### Task details
Among these lines, how many include "ſelon"? Answer only with the number.

### Dataset content

··········

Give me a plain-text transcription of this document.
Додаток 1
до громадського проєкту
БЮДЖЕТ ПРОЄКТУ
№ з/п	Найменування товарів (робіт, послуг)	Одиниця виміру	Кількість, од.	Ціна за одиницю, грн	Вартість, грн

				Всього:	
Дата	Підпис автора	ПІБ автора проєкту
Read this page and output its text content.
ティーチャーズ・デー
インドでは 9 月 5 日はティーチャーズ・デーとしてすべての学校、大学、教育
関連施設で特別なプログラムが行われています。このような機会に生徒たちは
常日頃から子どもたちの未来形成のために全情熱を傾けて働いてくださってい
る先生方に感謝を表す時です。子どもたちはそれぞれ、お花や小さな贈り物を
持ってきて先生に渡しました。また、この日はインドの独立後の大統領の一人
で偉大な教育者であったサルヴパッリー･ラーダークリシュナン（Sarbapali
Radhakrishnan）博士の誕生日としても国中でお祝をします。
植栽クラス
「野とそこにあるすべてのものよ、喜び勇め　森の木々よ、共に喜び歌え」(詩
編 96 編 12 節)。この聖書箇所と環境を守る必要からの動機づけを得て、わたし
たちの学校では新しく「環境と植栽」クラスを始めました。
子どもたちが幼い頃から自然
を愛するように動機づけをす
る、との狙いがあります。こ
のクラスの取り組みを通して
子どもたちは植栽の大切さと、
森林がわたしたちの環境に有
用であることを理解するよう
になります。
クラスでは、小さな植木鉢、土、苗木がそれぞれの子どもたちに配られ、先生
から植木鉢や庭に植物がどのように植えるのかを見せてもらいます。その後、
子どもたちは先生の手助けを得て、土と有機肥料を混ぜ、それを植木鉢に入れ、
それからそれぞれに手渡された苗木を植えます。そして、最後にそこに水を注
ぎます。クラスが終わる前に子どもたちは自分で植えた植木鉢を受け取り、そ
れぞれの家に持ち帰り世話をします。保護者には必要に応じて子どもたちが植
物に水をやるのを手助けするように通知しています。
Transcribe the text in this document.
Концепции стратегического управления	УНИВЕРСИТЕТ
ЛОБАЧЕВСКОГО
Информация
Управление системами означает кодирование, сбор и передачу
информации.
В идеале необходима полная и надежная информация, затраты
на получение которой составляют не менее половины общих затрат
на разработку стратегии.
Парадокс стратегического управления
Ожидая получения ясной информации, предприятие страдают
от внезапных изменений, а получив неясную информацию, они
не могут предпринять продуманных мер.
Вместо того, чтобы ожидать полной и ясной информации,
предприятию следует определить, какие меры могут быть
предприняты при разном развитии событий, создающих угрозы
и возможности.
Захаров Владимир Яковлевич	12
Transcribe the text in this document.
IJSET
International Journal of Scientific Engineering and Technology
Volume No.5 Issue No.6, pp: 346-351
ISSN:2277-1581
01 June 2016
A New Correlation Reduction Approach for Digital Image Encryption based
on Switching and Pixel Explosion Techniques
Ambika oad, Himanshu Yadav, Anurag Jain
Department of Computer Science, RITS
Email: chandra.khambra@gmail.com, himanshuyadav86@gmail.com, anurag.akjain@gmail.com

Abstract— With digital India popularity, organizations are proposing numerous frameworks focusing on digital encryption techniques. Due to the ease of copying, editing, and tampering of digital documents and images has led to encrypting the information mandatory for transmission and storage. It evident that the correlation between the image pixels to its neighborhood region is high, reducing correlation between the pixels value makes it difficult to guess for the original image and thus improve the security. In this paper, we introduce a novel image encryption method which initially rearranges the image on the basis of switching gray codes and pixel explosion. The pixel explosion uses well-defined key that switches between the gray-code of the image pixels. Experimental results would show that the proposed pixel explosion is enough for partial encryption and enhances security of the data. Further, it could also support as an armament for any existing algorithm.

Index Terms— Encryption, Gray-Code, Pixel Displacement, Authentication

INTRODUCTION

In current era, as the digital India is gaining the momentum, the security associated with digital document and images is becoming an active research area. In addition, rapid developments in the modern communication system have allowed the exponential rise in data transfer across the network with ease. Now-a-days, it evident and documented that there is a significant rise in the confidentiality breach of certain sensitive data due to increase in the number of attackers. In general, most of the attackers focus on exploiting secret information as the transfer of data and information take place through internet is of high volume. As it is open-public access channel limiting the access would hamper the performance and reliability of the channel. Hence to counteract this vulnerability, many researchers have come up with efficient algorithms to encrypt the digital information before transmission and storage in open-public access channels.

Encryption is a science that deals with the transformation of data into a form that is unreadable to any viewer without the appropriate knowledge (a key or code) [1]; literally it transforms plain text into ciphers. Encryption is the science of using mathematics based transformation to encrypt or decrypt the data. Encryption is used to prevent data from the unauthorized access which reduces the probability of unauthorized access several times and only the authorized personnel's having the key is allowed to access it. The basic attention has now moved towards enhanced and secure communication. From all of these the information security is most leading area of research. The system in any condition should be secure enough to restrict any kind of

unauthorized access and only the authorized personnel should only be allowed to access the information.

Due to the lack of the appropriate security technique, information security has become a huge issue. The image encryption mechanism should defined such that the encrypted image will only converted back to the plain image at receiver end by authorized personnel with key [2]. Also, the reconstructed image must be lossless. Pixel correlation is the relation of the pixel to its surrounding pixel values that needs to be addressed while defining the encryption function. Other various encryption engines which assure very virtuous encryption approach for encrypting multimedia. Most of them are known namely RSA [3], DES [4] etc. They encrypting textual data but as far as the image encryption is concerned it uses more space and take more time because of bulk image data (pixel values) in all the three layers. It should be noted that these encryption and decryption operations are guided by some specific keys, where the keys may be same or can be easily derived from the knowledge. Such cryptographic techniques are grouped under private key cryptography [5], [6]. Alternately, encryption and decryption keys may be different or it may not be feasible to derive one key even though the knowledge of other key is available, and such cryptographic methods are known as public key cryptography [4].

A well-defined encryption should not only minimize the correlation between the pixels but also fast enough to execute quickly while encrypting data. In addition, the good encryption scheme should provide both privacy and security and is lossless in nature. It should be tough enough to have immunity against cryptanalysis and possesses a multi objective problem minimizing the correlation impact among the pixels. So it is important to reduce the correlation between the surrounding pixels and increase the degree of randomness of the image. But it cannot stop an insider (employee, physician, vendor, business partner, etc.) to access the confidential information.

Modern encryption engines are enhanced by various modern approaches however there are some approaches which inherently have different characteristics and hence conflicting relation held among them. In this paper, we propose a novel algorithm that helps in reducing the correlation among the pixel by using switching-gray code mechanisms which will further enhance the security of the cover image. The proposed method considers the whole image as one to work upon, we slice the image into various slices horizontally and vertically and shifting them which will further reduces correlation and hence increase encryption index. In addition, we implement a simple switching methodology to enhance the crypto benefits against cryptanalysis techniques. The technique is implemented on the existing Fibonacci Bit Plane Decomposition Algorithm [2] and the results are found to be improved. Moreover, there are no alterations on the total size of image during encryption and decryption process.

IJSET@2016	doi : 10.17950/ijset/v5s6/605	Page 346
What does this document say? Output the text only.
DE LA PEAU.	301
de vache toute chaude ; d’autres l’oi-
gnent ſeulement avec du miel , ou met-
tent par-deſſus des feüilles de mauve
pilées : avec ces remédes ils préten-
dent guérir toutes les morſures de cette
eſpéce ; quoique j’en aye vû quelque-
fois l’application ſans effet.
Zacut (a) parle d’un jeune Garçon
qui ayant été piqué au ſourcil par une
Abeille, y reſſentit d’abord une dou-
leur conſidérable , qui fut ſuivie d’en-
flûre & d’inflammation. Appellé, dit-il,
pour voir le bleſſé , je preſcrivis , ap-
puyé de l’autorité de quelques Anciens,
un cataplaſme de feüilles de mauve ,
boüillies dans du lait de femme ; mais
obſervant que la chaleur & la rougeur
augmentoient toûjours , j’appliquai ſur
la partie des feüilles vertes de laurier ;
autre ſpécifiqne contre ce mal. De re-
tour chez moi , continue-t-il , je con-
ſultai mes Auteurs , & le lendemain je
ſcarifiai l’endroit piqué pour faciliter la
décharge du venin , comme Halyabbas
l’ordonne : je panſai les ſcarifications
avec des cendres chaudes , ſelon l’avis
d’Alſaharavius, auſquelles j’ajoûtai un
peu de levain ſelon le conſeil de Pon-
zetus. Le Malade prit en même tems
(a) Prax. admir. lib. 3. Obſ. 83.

··········

### Exercise response
2